[Start Task input]

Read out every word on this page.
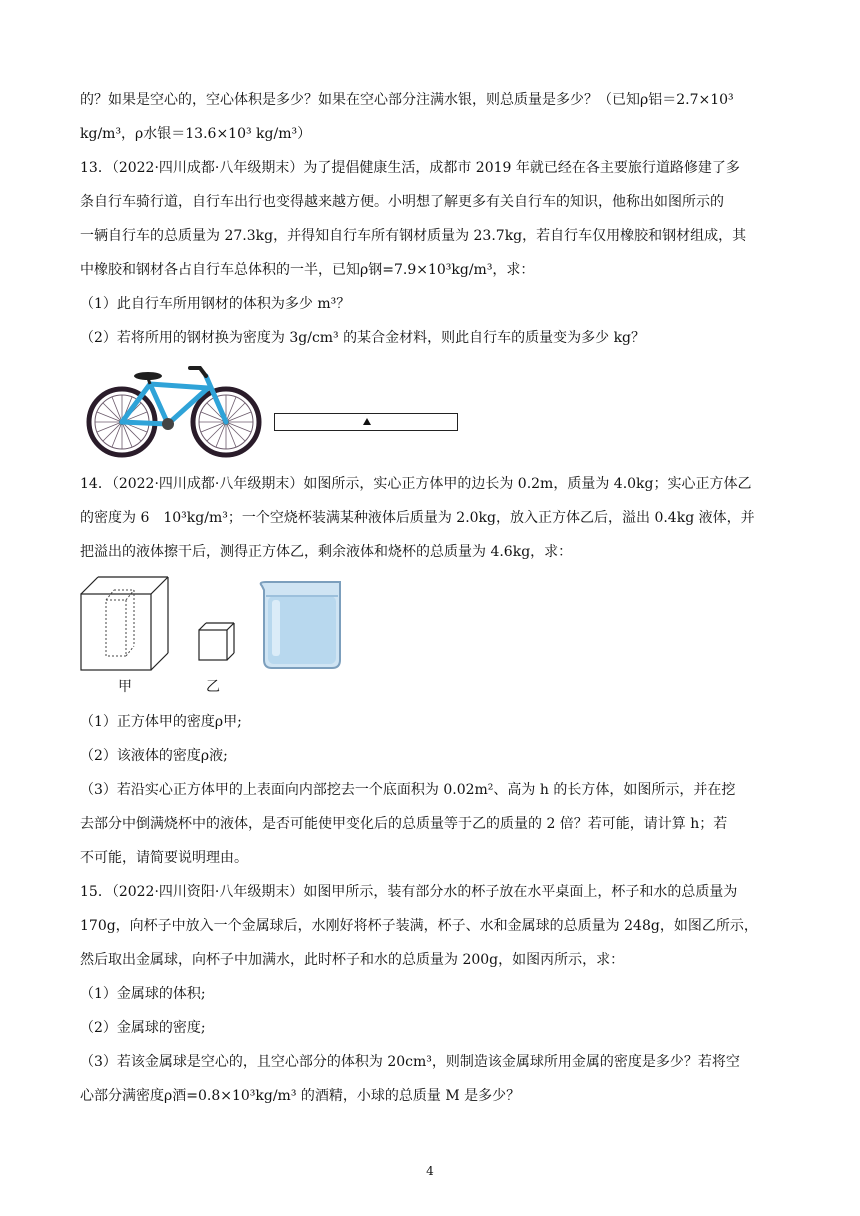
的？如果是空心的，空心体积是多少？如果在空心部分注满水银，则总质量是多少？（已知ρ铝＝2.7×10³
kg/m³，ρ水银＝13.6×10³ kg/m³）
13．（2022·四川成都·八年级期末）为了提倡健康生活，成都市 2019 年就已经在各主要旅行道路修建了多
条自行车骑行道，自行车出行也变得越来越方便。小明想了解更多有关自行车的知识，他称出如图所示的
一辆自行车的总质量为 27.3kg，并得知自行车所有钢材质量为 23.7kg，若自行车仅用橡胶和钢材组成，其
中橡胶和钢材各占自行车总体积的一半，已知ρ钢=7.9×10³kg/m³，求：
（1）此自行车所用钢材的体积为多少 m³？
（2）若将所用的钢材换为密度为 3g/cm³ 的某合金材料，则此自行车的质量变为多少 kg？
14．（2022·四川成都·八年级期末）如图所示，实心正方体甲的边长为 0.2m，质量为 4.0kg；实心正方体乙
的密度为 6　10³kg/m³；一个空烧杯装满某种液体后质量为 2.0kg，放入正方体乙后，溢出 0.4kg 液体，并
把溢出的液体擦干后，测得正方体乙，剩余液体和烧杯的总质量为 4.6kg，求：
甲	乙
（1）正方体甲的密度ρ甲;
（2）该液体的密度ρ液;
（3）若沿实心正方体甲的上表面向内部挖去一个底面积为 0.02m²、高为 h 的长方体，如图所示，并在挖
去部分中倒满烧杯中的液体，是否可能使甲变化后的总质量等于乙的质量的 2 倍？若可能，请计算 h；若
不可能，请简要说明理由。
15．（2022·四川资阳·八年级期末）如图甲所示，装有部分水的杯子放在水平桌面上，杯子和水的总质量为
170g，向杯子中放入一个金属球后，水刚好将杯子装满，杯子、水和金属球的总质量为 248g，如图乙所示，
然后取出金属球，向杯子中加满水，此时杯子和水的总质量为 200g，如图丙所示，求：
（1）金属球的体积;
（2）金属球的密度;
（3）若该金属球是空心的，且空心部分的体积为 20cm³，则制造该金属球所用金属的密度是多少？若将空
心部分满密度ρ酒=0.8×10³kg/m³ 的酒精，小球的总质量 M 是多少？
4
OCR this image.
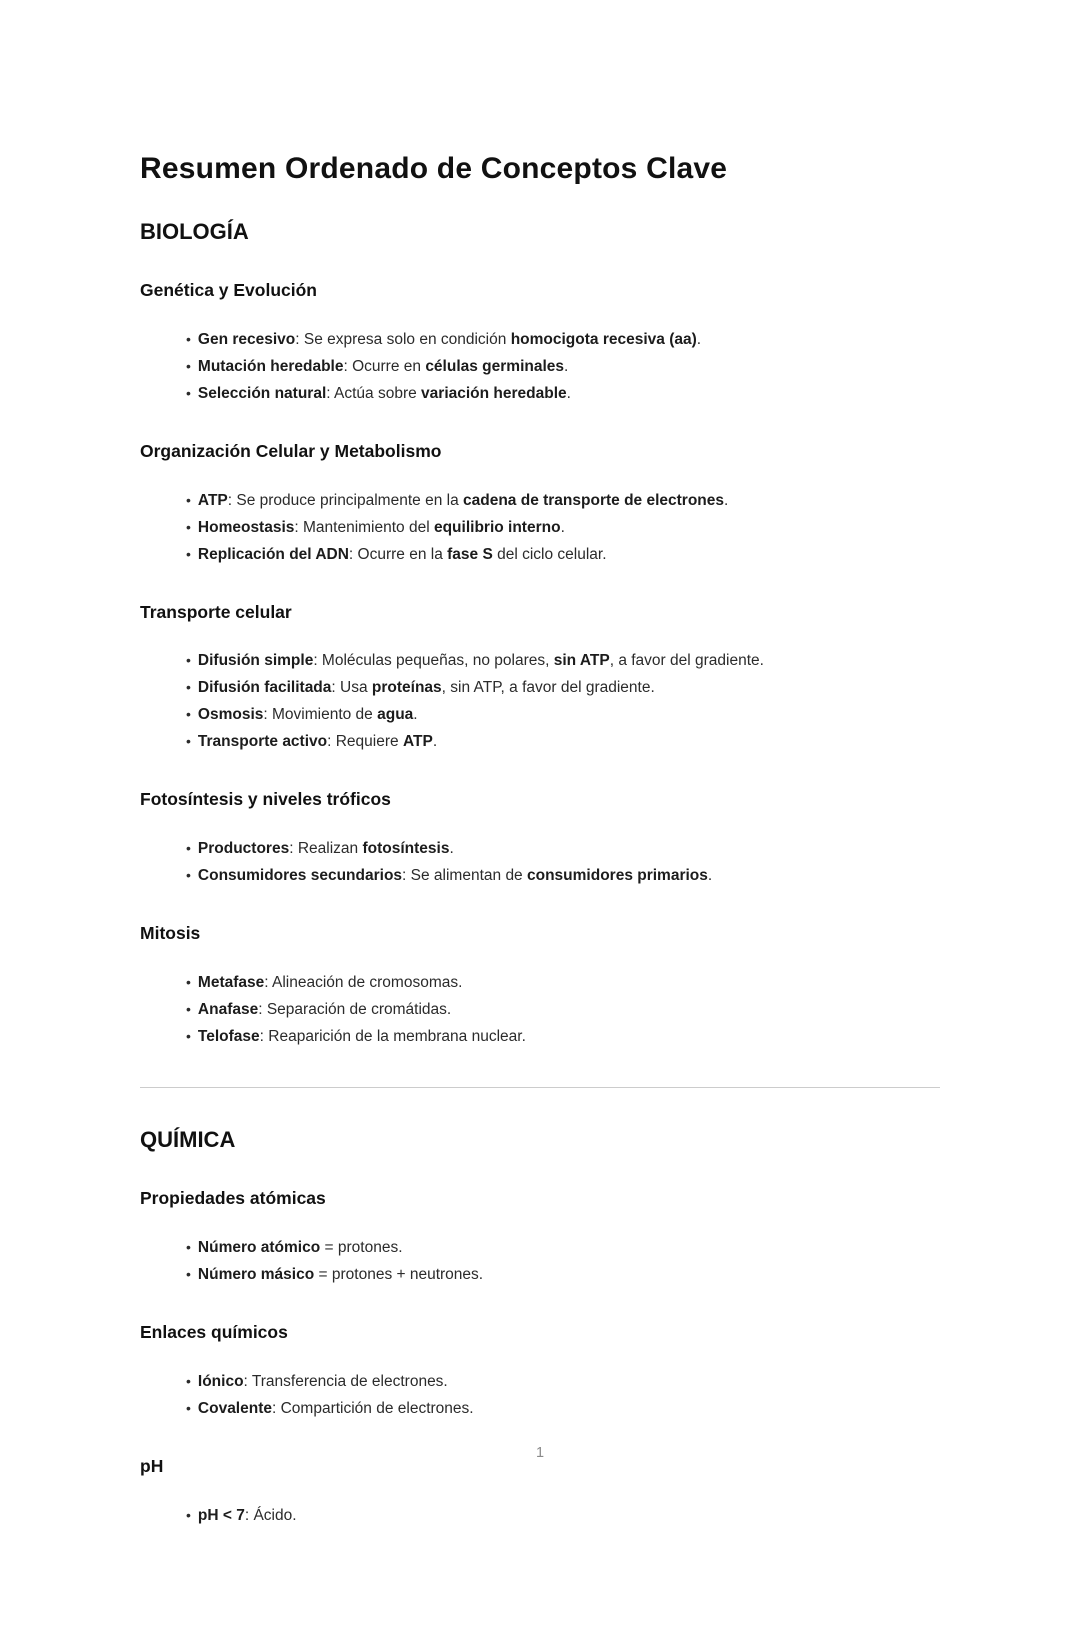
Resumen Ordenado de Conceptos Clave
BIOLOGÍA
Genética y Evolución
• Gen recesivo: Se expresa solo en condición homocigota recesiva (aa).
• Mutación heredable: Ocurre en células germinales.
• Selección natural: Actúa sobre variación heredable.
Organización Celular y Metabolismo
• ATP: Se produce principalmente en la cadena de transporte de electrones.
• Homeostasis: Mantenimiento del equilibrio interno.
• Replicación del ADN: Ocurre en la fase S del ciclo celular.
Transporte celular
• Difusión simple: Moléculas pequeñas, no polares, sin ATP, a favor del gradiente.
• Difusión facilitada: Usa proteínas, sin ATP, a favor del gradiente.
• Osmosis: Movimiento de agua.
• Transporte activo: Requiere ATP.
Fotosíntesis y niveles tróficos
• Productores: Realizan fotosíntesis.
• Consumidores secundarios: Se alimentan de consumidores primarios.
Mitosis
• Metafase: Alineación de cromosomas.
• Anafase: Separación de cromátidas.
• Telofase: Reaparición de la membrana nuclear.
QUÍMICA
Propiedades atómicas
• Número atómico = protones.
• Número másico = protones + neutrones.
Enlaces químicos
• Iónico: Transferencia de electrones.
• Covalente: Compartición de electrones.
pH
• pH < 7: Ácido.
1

[End Task input]
[Start Task input]

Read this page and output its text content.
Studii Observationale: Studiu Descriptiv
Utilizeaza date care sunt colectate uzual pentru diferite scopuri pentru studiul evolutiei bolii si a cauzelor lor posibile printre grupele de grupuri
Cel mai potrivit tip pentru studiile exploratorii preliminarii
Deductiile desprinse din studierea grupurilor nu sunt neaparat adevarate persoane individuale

[End Task input]

• _What you have to do_
State the count of lines above containing the string "protones", and add nothing to it.

• _Finished task_
2